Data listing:
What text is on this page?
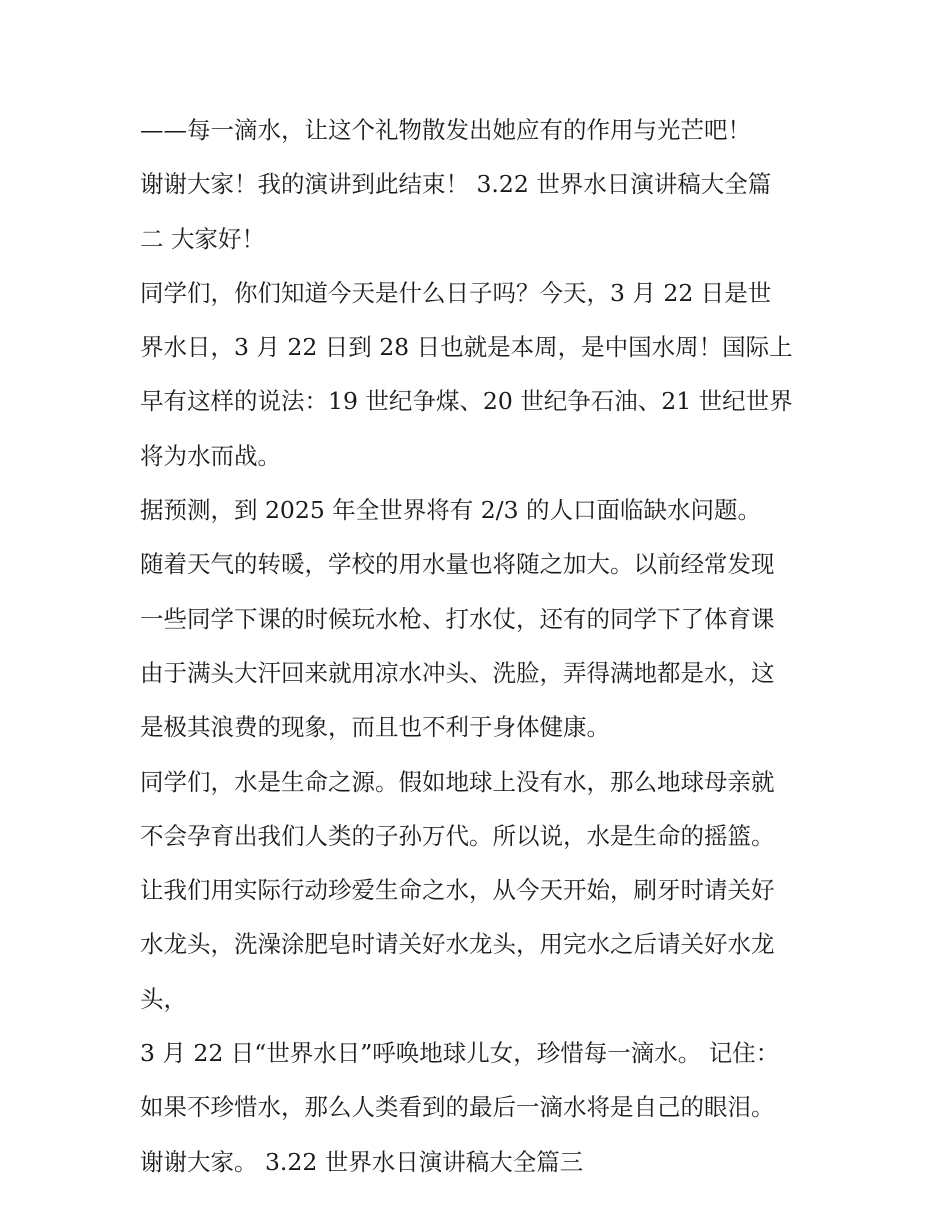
——每一滴水，让这个礼物散发出她应有的作用与光芒吧！
谢谢大家！我的演讲到此结束！ 3.22 世界水日演讲稿大全篇
二 大家好！
同学们，你们知道今天是什么日子吗？今天，3 月 22 日是世
界水日，3 月 22 日到 28 日也就是本周，是中国水周！国际上
早有这样的说法：19 世纪争煤、20 世纪争石油、21 世纪世界
将为水而战。
据预测，到 2025 年全世界将有 2/3 的人口面临缺水问题。
随着天气的转暖，学校的用水量也将随之加大。以前经常发现
一些同学下课的时候玩水枪、打水仗，还有的同学下了体育课
由于满头大汗回来就用凉水冲头、洗脸，弄得满地都是水，这
是极其浪费的现象，而且也不利于身体健康。
同学们，水是生命之源。假如地球上没有水，那么地球母亲就
不会孕育出我们人类的子孙万代。所以说，水是生命的摇篮。
让我们用实际行动珍爱生命之水，从今天开始，刷牙时请关好
水龙头，洗澡涂肥皂时请关好水龙头，用完水之后请关好水龙
头，
3 月 22 日“世界水日”呼唤地球儿女，珍惜每一滴水。 记住：
如果不珍惜水，那么人类看到的最后一滴水将是自己的眼泪。
谢谢大家。 3.22 世界水日演讲稿大全篇三
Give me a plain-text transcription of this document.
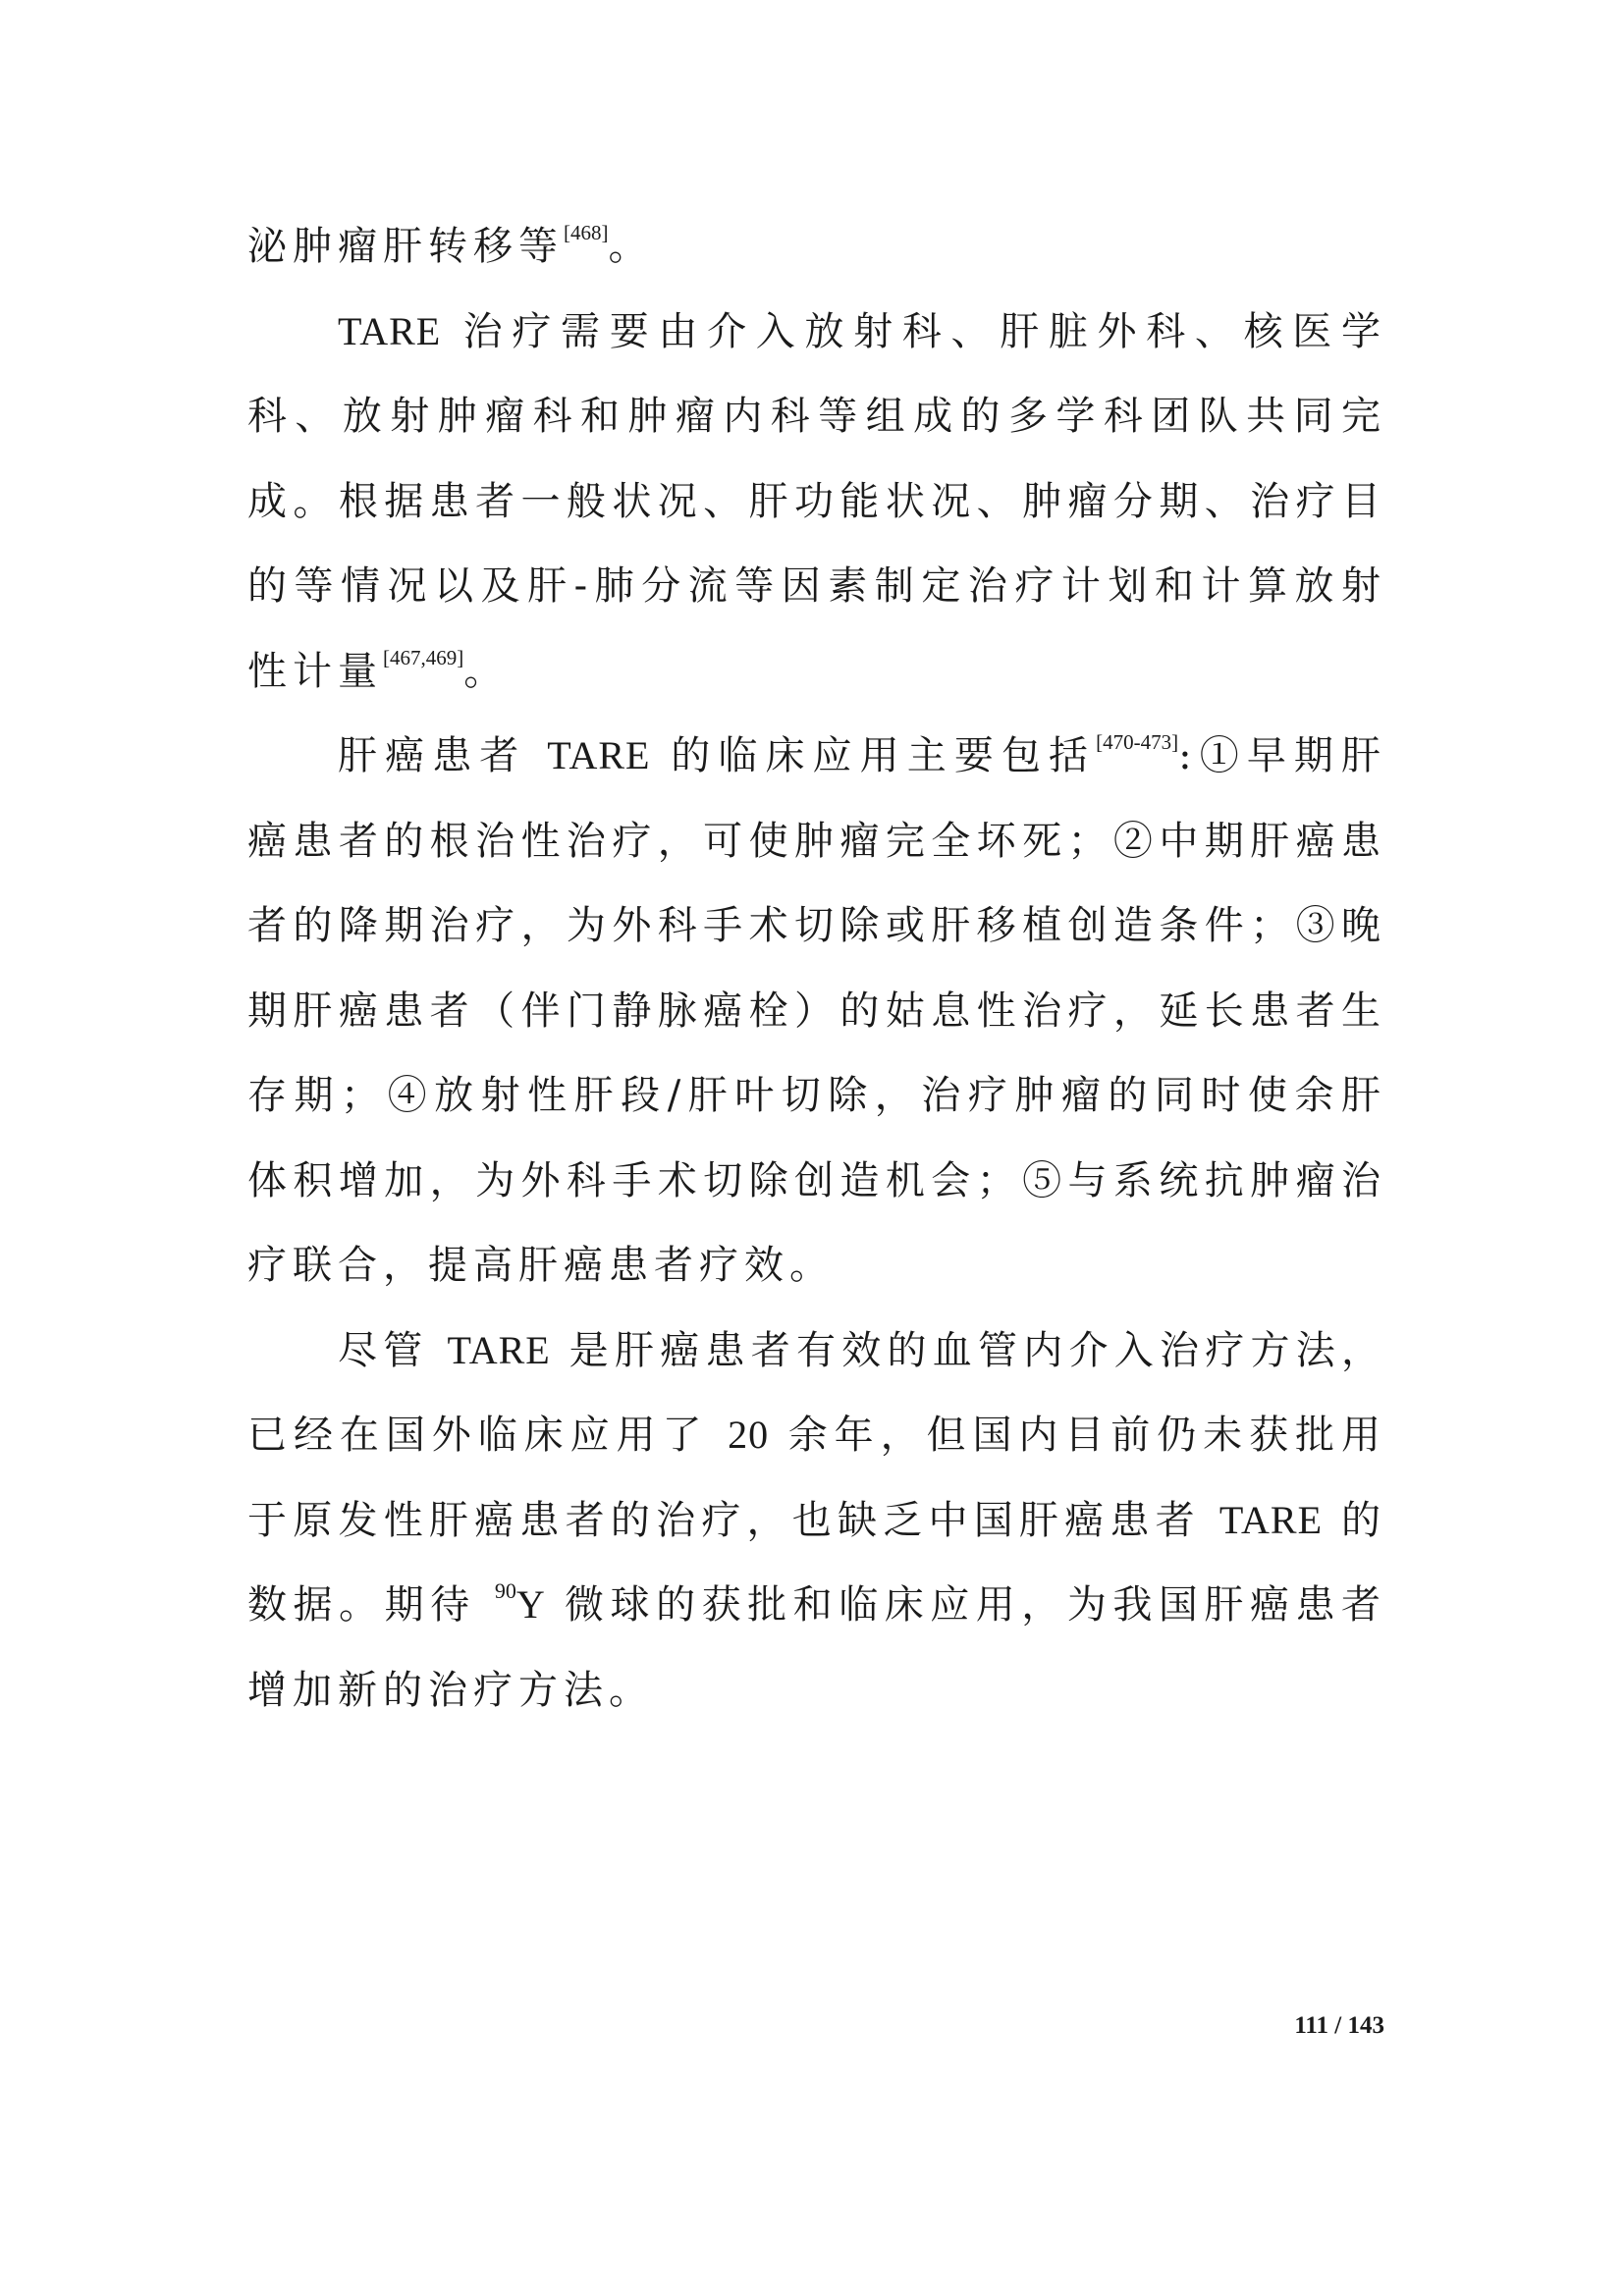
泌肿瘤肝转移等[468]。

TARE 治疗需要由介入放射科、肝脏外科、核医学科、放射肿瘤科和肿瘤内科等组成的多学科团队共同完成。根据患者一般状况、肝功能状况、肿瘤分期、治疗目的等情况以及肝-肺分流等因素制定治疗计划和计算放射性计量[467,469]。

肝癌患者 TARE 的临床应用主要包括[470-473]:①早期肝癌患者的根治性治疗，可使肿瘤完全坏死；②中期肝癌患者的降期治疗，为外科手术切除或肝移植创造条件；③晚期肝癌患者（伴门静脉癌栓）的姑息性治疗，延长患者生存期；④放射性肝段/肝叶切除，治疗肿瘤的同时使余肝体积增加，为外科手术切除创造机会；⑤与系统抗肿瘤治疗联合，提高肝癌患者疗效。

尽管 TARE 是肝癌患者有效的血管内介入治疗方法，已经在国外临床应用了 20 余年，但国内目前仍未获批用于原发性肝癌患者的治疗，也缺乏中国肝癌患者 TARE 的数据。期待 $^{90}$Y 微球的获批和临床应用，为我国肝癌患者增加新的治疗方法。

111 / 143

=== WHAT THE EXERCISE ASKS ===
All of the data above should be quoted exactly, except for the pictures.

=== OUTPUT FOR THIS TASK ===
What text is on this page?
——每一滴水，让这个礼物散发出她应有的作用与光芒吧！
谢谢大家！我的演讲到此结束！ 3.22 世界水日演讲稿大全篇
二 大家好！
同学们，你们知道今天是什么日子吗？今天，3 月 22 日是世
界水日，3 月 22 日到 28 日也就是本周，是中国水周！国际上
早有这样的说法：19 世纪争煤、20 世纪争石油、21 世纪世界
将为水而战。
据预测，到 2025 年全世界将有 2/3 的人口面临缺水问题。
随着天气的转暖，学校的用水量也将随之加大。以前经常发现
一些同学下课的时候玩水枪、打水仗，还有的同学下了体育课
由于满头大汗回来就用凉水冲头、洗脸，弄得满地都是水，这
是极其浪费的现象，而且也不利于身体健康。
同学们，水是生命之源。假如地球上没有水，那么地球母亲就
不会孕育出我们人类的子孙万代。所以说，水是生命的摇篮。
让我们用实际行动珍爱生命之水，从今天开始，刷牙时请关好
水龙头，洗澡涂肥皂时请关好水龙头，用完水之后请关好水龙
头，
3 月 22 日“世界水日”呼唤地球儿女，珍惜每一滴水。 记住：
如果不珍惜水，那么人类看到的最后一滴水将是自己的眼泪。
谢谢大家。 3.22 世界水日演讲稿大全篇三
Give me a plain-text transcription of this document.
泌肿瘤肝转移等[468]。

TARE 治疗需要由介入放射科、肝脏外科、核医学科、放射肿瘤科和肿瘤内科等组成的多学科团队共同完成。根据患者一般状况、肝功能状况、肿瘤分期、治疗目的等情况以及肝-肺分流等因素制定治疗计划和计算放射性计量[467,469]。

肝癌患者 TARE 的临床应用主要包括[470-473]:①早期肝癌患者的根治性治疗，可使肿瘤完全坏死；②中期肝癌患者的降期治疗，为外科手术切除或肝移植创造条件；③晚期肝癌患者（伴门静脉癌栓）的姑息性治疗，延长患者生存期；④放射性肝段/肝叶切除，治疗肿瘤的同时使余肝体积增加，为外科手术切除创造机会；⑤与系统抗肿瘤治疗联合，提高肝癌患者疗效。

尽管 TARE 是肝癌患者有效的血管内介入治疗方法，已经在国外临床应用了 20 余年，但国内目前仍未获批用于原发性肝癌患者的治疗，也缺乏中国肝癌患者 TARE 的数据。期待 $^{90}$Y 微球的获批和临床应用，为我国肝癌患者增加新的治疗方法。

111 / 143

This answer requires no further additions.